***** Material provided

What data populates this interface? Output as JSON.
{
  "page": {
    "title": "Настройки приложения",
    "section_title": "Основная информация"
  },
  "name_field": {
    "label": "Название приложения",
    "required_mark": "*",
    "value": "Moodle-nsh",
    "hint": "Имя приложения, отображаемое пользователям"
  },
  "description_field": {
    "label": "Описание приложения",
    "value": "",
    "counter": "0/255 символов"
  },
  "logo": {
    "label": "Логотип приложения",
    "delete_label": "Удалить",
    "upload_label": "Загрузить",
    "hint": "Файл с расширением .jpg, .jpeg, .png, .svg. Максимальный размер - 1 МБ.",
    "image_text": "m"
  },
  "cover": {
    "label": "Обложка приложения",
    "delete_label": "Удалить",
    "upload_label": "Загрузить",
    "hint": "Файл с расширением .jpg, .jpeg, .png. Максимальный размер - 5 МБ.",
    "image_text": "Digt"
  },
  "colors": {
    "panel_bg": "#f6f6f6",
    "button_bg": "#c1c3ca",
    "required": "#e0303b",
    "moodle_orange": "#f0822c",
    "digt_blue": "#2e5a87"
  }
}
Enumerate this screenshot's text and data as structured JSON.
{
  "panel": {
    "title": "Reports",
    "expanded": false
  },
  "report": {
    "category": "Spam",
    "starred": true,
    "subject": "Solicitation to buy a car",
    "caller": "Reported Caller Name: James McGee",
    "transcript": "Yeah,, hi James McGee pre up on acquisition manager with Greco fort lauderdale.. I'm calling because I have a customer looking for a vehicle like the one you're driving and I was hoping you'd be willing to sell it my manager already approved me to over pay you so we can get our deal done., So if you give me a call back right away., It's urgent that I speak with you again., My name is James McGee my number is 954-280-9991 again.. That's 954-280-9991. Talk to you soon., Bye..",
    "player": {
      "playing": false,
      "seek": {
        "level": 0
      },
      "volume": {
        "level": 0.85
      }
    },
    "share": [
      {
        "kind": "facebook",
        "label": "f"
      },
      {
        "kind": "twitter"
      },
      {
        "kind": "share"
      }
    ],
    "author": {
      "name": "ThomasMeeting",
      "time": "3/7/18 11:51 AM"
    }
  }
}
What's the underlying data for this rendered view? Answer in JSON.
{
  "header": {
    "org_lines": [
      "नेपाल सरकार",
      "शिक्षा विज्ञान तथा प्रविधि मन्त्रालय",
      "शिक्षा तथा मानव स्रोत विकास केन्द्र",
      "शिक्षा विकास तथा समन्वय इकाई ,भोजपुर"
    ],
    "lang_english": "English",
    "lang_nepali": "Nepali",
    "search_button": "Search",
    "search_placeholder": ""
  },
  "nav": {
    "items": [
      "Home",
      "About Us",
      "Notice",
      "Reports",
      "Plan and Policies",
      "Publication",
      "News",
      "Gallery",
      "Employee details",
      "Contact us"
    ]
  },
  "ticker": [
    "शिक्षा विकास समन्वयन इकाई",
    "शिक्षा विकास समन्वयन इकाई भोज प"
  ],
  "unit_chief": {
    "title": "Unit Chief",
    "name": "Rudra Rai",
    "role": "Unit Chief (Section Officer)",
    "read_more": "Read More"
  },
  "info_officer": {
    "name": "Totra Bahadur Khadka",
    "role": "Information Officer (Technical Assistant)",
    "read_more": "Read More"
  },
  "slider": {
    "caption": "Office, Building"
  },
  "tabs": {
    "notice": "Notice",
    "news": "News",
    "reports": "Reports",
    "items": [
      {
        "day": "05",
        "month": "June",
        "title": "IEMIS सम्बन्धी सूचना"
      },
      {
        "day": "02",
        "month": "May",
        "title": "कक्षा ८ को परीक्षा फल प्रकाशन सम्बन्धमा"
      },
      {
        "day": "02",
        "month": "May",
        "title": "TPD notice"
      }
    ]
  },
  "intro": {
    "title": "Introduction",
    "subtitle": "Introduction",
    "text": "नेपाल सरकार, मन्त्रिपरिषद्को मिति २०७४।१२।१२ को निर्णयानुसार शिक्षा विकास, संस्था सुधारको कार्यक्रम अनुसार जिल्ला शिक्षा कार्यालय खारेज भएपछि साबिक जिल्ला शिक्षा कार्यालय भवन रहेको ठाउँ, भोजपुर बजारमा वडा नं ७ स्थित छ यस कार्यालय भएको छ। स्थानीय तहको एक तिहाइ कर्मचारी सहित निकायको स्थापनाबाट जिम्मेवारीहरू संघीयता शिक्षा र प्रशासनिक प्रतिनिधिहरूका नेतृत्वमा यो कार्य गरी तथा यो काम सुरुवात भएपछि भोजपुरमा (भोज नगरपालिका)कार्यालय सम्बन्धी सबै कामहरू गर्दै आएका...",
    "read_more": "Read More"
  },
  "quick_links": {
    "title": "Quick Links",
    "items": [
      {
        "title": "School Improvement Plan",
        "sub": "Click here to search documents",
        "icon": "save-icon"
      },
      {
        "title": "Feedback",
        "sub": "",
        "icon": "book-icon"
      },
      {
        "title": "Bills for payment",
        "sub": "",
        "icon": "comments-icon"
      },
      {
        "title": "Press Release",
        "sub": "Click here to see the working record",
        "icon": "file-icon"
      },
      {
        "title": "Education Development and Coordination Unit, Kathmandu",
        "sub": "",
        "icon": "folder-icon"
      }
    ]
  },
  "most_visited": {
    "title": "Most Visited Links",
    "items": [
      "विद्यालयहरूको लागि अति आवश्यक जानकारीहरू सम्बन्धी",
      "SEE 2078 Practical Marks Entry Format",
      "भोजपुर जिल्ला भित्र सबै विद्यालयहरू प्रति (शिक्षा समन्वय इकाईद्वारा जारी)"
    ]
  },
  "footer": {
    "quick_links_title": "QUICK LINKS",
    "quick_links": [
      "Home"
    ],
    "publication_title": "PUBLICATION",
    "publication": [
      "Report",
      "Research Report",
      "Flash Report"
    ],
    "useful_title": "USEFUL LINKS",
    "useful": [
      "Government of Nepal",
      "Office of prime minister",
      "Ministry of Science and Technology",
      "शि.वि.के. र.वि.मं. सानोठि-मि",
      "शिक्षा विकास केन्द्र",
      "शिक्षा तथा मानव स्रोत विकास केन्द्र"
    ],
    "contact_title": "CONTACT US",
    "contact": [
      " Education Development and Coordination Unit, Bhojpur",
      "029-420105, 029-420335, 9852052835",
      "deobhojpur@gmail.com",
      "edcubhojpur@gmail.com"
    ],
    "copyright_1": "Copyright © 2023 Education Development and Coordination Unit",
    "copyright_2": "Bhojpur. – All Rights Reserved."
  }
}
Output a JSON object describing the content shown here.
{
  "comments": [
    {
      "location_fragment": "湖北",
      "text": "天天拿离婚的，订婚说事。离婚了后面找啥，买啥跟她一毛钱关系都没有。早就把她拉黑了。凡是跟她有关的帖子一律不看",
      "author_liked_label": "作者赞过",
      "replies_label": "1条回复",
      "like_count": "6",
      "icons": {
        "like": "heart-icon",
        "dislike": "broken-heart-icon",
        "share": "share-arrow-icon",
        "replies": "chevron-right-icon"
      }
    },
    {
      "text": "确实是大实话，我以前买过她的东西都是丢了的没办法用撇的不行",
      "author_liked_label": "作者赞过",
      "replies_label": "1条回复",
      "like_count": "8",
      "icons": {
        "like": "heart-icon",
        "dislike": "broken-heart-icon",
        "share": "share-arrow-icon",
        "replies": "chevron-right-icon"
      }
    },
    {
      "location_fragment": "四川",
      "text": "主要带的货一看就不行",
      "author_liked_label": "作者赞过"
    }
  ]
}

**********

● **Problem to work on**
Your answer should be a single number: the count of lines that contain "data".

● **Written answer**
3